== Records shown ==
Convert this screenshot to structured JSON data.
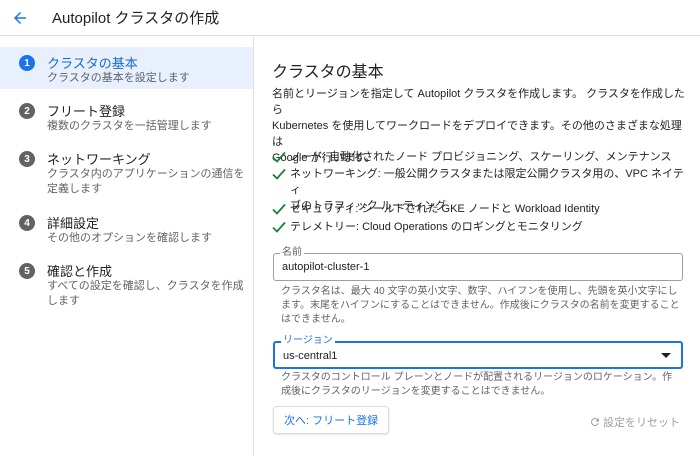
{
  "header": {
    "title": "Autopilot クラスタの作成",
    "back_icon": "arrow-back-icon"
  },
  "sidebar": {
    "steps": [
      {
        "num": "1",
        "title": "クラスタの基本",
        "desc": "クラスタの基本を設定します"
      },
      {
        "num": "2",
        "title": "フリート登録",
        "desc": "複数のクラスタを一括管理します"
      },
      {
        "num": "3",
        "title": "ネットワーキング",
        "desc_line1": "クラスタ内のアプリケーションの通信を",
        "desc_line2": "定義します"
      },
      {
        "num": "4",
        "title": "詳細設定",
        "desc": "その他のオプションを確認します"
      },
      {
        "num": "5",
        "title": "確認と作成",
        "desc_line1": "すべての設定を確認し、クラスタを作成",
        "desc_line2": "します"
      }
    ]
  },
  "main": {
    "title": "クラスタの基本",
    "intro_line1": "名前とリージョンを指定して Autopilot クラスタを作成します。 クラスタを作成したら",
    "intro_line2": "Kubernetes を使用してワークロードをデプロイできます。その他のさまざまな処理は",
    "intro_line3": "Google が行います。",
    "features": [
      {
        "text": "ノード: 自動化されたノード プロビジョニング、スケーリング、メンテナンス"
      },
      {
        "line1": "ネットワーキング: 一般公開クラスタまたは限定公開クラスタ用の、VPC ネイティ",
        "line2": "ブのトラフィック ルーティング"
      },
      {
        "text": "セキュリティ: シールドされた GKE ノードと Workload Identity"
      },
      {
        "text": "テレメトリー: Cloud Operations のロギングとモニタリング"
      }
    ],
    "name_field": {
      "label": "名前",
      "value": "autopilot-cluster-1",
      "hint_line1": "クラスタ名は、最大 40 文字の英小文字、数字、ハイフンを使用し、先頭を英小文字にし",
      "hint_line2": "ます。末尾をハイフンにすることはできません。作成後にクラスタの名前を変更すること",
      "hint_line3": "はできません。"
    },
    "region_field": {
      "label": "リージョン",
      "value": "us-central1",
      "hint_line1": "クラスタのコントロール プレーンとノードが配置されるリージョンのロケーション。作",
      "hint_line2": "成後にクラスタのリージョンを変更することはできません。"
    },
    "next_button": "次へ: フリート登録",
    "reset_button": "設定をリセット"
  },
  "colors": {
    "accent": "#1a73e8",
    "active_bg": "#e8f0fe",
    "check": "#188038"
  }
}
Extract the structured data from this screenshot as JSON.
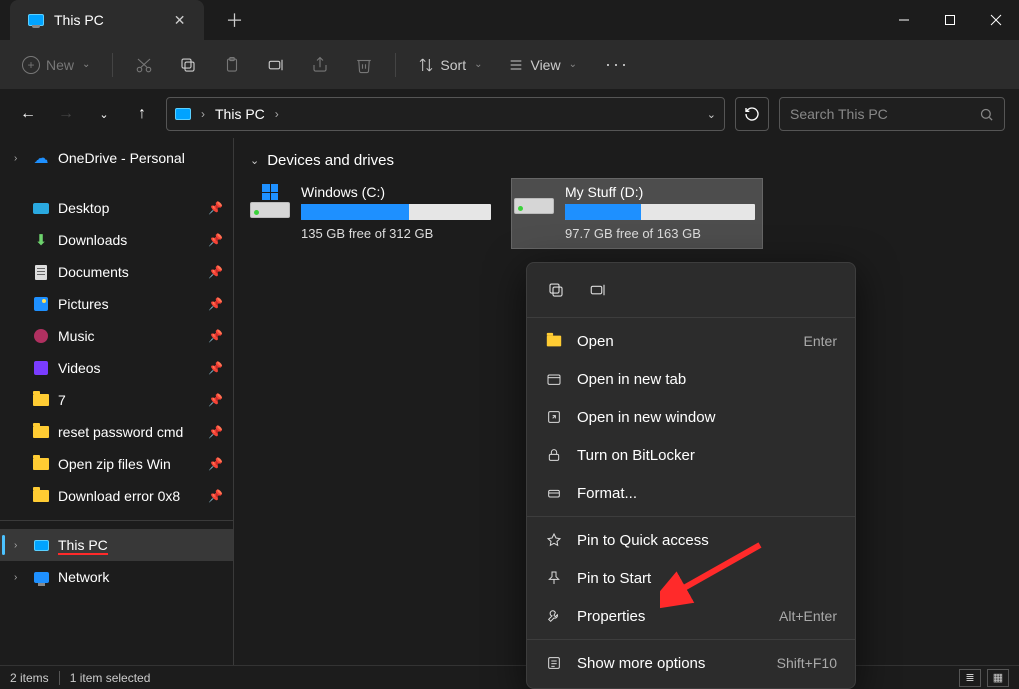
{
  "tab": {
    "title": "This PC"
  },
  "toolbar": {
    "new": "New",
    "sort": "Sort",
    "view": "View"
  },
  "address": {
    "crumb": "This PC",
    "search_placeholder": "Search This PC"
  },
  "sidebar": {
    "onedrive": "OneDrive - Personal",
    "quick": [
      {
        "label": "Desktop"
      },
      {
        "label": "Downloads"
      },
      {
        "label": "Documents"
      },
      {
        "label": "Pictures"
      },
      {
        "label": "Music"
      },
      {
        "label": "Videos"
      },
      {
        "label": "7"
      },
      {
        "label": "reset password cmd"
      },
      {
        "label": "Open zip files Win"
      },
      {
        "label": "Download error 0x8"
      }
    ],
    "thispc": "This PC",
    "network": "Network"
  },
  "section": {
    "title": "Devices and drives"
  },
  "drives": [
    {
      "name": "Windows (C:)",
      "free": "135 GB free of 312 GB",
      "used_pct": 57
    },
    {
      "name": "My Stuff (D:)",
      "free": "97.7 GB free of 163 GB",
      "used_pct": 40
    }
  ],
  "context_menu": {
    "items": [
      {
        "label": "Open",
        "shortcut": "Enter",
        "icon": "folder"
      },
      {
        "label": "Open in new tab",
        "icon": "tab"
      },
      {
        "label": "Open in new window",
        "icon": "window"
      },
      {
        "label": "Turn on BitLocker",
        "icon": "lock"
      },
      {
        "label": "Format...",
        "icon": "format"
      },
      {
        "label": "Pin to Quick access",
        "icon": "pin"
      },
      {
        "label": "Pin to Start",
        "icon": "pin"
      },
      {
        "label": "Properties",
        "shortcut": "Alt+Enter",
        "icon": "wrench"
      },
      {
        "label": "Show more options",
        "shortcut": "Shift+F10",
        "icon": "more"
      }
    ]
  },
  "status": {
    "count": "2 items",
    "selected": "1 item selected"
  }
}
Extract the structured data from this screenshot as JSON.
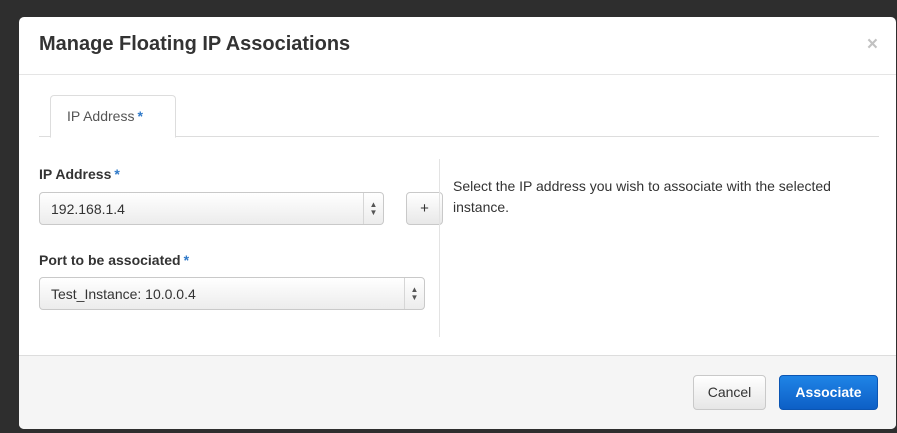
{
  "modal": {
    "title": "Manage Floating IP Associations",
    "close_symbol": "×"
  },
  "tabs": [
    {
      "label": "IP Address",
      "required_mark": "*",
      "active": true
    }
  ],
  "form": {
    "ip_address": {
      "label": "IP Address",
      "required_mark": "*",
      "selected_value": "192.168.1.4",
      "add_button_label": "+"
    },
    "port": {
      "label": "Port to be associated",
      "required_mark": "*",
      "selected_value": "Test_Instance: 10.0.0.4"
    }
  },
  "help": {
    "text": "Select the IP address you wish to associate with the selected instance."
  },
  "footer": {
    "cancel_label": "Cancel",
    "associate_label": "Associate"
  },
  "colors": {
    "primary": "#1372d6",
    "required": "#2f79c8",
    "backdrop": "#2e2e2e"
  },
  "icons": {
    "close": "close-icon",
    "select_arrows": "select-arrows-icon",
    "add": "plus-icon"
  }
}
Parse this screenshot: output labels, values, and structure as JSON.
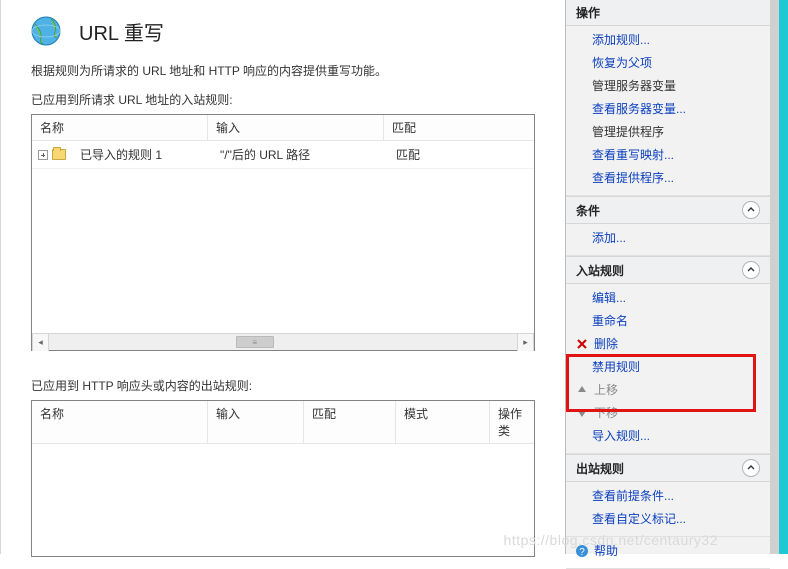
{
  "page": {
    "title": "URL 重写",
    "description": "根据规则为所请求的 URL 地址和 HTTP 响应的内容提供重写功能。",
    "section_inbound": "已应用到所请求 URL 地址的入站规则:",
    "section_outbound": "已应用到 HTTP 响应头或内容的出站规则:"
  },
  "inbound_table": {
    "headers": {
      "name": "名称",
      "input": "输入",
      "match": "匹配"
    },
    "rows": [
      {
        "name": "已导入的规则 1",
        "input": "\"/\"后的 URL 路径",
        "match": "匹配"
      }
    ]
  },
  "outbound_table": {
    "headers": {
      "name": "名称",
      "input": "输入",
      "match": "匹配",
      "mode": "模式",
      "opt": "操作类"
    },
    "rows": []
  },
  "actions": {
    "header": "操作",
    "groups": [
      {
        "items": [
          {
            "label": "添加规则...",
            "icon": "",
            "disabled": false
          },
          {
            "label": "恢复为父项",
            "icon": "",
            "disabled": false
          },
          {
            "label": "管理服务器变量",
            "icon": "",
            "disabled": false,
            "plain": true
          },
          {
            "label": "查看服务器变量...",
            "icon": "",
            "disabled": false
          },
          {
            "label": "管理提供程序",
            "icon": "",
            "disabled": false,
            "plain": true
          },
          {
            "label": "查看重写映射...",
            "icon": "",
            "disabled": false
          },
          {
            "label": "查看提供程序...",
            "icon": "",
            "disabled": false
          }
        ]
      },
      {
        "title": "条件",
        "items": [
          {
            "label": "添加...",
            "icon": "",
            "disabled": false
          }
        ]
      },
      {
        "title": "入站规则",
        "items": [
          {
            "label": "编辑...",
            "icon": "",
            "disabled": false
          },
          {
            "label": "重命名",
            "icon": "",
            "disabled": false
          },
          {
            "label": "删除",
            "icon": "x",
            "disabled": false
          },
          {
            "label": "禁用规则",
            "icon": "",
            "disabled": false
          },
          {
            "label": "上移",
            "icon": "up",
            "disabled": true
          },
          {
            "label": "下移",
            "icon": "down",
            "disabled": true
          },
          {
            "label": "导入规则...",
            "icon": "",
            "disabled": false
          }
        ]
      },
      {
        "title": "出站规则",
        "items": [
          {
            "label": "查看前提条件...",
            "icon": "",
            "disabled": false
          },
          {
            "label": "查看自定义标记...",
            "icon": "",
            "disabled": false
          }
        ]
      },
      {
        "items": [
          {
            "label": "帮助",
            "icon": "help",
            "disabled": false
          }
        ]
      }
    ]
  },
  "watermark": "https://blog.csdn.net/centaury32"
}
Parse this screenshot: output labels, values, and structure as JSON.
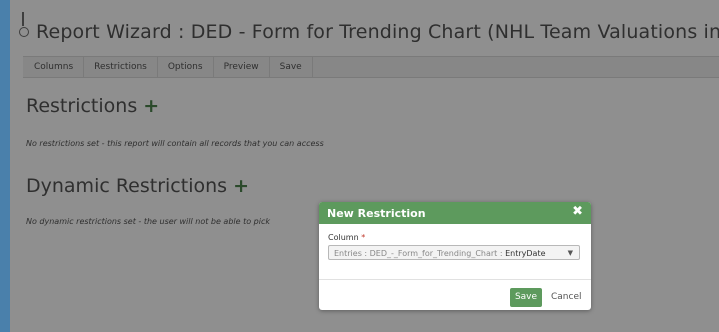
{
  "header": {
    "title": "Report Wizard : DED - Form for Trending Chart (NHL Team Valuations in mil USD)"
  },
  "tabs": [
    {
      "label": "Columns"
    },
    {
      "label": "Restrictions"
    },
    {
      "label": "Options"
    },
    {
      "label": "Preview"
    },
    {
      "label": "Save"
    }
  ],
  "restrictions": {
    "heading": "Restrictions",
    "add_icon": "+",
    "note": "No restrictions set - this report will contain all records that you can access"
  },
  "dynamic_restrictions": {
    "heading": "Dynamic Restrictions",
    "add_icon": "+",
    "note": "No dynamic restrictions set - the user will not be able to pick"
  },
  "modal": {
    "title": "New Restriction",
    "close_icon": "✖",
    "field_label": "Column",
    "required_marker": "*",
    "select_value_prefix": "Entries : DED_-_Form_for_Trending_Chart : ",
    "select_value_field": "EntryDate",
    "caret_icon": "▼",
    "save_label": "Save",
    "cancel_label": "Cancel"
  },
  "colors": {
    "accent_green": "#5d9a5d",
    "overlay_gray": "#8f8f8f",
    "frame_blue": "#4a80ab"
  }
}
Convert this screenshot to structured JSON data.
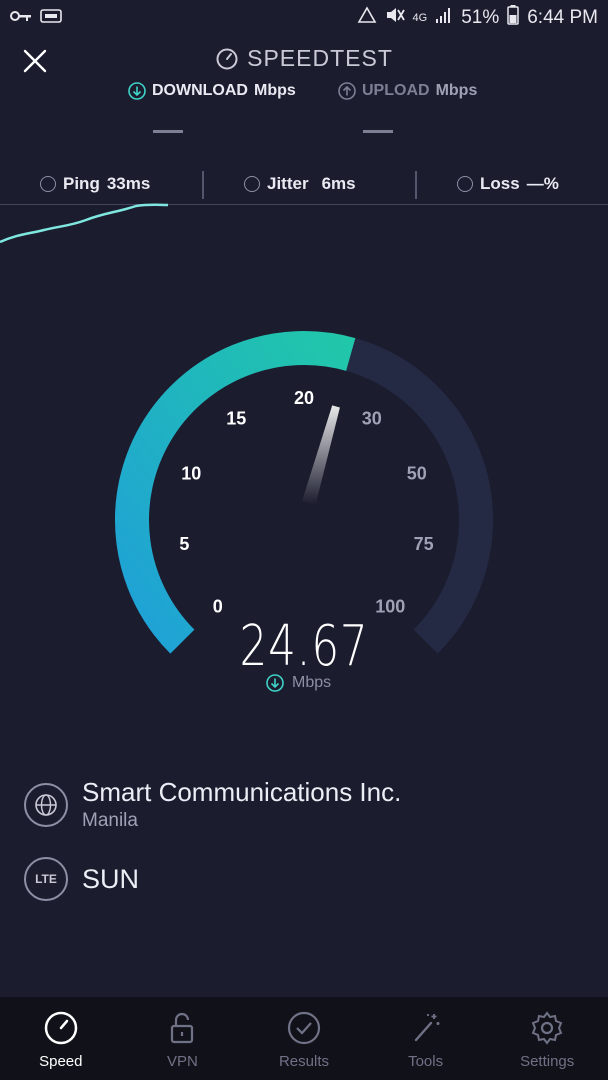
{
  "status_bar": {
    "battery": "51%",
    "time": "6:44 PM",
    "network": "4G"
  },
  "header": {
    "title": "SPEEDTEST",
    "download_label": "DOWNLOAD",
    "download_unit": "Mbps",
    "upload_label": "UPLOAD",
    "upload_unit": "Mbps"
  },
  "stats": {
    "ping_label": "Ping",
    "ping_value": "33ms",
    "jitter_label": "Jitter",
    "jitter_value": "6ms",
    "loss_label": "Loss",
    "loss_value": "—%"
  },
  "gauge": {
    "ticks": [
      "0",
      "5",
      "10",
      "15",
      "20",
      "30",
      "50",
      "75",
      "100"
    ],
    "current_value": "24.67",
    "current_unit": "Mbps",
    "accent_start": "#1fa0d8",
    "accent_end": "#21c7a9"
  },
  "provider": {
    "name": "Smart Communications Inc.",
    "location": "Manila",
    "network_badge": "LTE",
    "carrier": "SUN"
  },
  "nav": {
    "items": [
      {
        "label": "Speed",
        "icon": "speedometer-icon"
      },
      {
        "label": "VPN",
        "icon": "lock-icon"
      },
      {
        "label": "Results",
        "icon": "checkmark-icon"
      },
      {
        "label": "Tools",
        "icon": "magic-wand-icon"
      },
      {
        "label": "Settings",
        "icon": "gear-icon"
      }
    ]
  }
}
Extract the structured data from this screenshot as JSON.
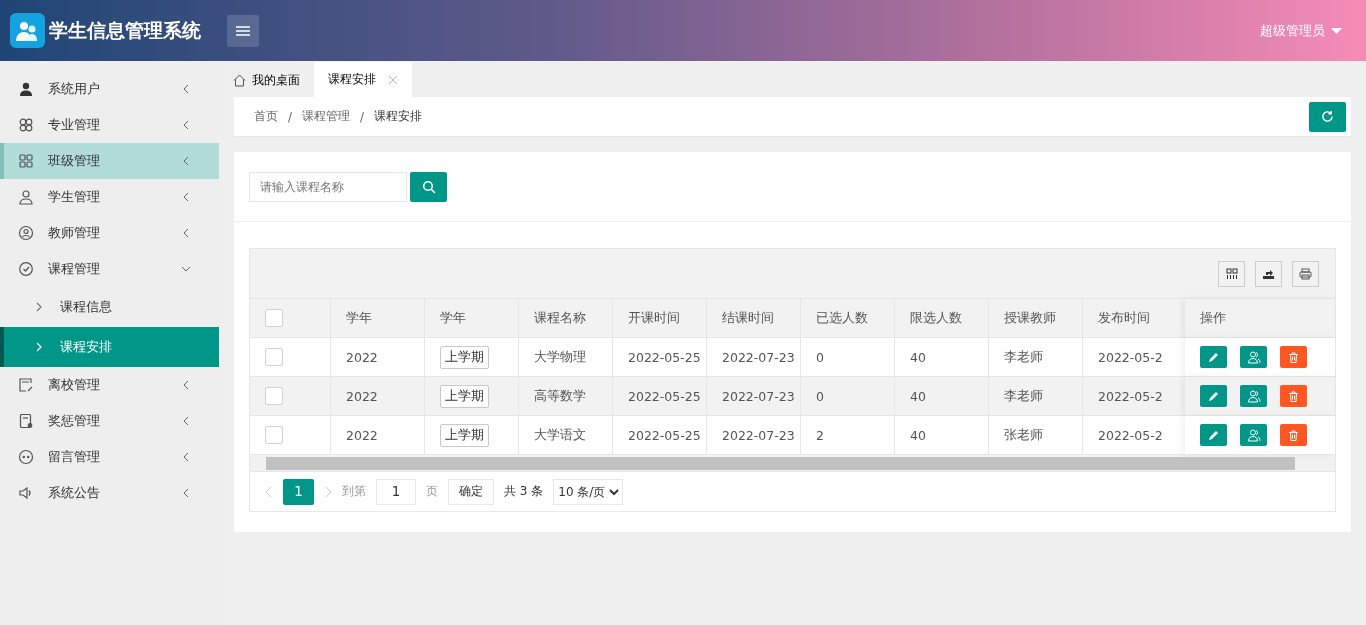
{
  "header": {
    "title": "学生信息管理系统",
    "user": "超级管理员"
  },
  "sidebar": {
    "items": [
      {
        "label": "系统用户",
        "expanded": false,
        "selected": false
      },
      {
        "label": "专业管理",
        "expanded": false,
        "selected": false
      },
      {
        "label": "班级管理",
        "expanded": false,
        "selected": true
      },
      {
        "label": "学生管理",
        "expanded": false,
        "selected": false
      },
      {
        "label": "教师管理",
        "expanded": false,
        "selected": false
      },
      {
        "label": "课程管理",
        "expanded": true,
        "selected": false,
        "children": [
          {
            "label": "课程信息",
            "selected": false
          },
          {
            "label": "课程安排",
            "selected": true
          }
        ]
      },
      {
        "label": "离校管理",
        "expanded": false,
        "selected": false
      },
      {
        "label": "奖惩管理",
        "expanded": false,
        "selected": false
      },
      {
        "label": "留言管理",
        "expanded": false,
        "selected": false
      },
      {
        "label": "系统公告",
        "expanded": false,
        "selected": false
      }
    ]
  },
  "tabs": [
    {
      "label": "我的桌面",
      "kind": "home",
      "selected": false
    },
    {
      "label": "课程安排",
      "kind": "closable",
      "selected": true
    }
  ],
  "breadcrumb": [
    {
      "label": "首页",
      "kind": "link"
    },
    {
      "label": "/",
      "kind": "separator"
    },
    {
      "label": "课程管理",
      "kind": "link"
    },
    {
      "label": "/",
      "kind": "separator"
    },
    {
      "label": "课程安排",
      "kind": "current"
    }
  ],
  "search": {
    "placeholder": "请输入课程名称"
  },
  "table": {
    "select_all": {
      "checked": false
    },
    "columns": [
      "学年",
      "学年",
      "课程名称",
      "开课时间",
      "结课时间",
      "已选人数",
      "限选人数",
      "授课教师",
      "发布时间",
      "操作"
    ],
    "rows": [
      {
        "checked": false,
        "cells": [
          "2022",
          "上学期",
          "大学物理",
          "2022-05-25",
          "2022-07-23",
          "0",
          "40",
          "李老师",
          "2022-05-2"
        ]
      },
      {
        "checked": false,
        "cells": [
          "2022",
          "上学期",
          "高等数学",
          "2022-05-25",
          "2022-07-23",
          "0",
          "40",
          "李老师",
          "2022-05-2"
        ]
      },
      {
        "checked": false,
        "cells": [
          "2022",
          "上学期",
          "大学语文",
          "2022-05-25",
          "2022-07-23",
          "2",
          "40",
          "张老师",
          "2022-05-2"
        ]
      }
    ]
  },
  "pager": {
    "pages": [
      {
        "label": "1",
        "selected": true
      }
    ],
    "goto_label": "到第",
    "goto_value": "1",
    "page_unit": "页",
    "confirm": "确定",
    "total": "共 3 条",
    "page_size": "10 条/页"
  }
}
===
Problem
In the entries above, find every line with the word "kind" and list it.

Written answer
      "kind": "home",
      "kind": "closable",
      "kind": "link"
      "kind": "separator"
      "kind": "link"
      "kind": "separator"
      "kind": "current"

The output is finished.